» Exercise input
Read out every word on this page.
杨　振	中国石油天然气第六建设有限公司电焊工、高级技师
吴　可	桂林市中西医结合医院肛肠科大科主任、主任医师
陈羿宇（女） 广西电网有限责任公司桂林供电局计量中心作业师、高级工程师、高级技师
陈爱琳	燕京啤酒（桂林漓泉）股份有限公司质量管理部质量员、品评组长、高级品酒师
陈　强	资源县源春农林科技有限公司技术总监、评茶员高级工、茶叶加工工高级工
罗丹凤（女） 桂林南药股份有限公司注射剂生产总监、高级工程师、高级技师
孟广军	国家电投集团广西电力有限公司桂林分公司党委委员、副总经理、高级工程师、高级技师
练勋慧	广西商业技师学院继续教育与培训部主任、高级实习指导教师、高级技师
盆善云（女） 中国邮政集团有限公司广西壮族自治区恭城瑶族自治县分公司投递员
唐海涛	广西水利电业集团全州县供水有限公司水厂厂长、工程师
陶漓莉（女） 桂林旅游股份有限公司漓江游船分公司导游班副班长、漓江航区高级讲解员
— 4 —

» Objective
Exactly as shown, repeat every record.

» Answer below
Read out every word on this page.
杨　振	中国石油天然气第六建设有限公司电焊工、高级技师
吴　可	桂林市中西医结合医院肛肠科大科主任、主任医师
陈羿宇（女） 广西电网有限责任公司桂林供电局计量中心作业师、高级工程师、高级技师
陈爱琳	燕京啤酒（桂林漓泉）股份有限公司质量管理部质量员、品评组长、高级品酒师
陈　强	资源县源春农林科技有限公司技术总监、评茶员高级工、茶叶加工工高级工
罗丹凤（女） 桂林南药股份有限公司注射剂生产总监、高级工程师、高级技师
孟广军	国家电投集团广西电力有限公司桂林分公司党委委员、副总经理、高级工程师、高级技师
练勋慧	广西商业技师学院继续教育与培训部主任、高级实习指导教师、高级技师
盆善云（女） 中国邮政集团有限公司广西壮族自治区恭城瑶族自治县分公司投递员
唐海涛	广西水利电业集团全州县供水有限公司水厂厂长、工程师
陶漓莉（女） 桂林旅游股份有限公司漓江游船分公司导游班副班长、漓江航区高级讲解员
— 4 —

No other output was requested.